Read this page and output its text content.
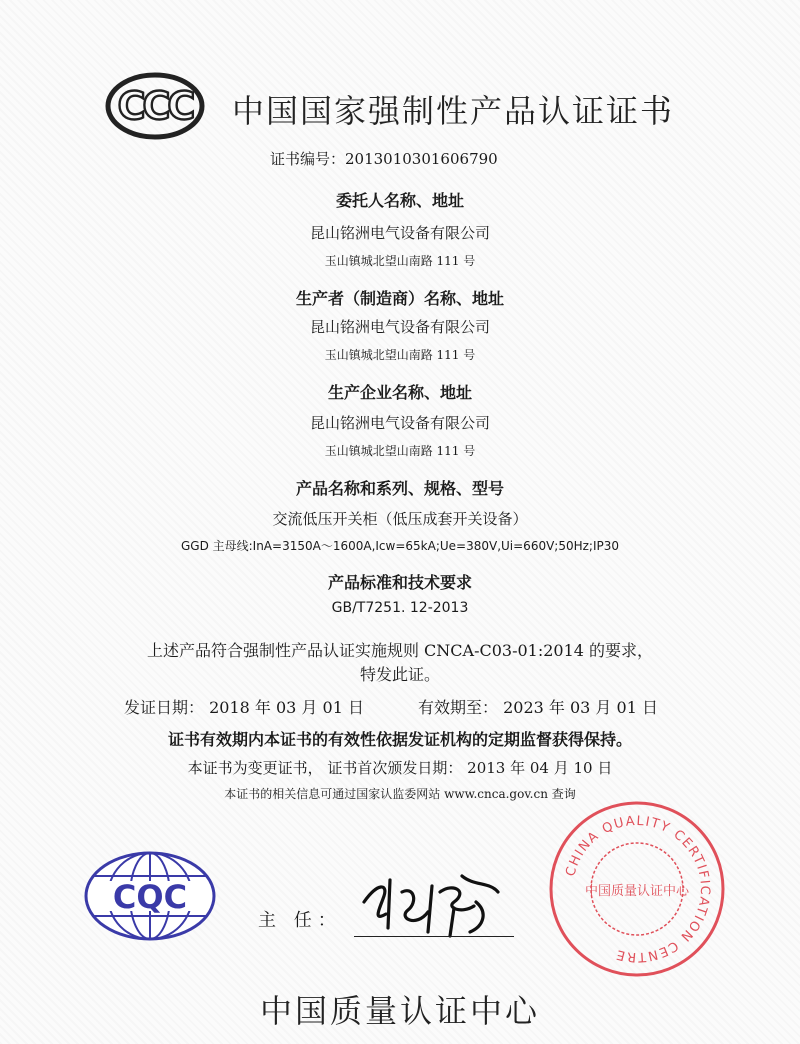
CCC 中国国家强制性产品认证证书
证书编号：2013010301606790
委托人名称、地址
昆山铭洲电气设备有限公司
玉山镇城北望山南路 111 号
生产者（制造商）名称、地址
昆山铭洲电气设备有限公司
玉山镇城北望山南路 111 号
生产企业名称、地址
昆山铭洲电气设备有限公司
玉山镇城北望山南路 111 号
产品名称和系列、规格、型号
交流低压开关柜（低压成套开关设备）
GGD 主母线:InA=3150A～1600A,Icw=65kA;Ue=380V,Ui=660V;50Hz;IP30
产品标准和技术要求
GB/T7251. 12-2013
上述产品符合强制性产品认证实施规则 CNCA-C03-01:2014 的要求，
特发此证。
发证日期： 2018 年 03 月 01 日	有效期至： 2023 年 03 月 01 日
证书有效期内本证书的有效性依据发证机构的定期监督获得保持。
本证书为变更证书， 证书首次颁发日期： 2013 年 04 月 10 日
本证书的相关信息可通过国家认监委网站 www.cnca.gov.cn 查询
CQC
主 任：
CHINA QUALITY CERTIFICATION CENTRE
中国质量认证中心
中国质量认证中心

- **Your goal**: Restate the full listing verbatim and drop every picture.

- **Answer to this problem**:
Read this page and output its text content.
CCC 中国国家强制性产品认证证书
证书编号：2013010301606790
委托人名称、地址
昆山铭洲电气设备有限公司
玉山镇城北望山南路 111 号
生产者（制造商）名称、地址
昆山铭洲电气设备有限公司
玉山镇城北望山南路 111 号
生产企业名称、地址
昆山铭洲电气设备有限公司
玉山镇城北望山南路 111 号
产品名称和系列、规格、型号
交流低压开关柜（低压成套开关设备）
GGD 主母线:InA=3150A～1600A,Icw=65kA;Ue=380V,Ui=660V;50Hz;IP30
产品标准和技术要求
GB/T7251. 12-2013
上述产品符合强制性产品认证实施规则 CNCA-C03-01:2014 的要求，
特发此证。
发证日期： 2018 年 03 月 01 日	有效期至： 2023 年 03 月 01 日
证书有效期内本证书的有效性依据发证机构的定期监督获得保持。
本证书为变更证书， 证书首次颁发日期： 2013 年 04 月 10 日
本证书的相关信息可通过国家认监委网站 www.cnca.gov.cn 查询
CQC
主 任：
CHINA QUALITY CERTIFICATION CENTRE
中国质量认证中心
中国质量认证中心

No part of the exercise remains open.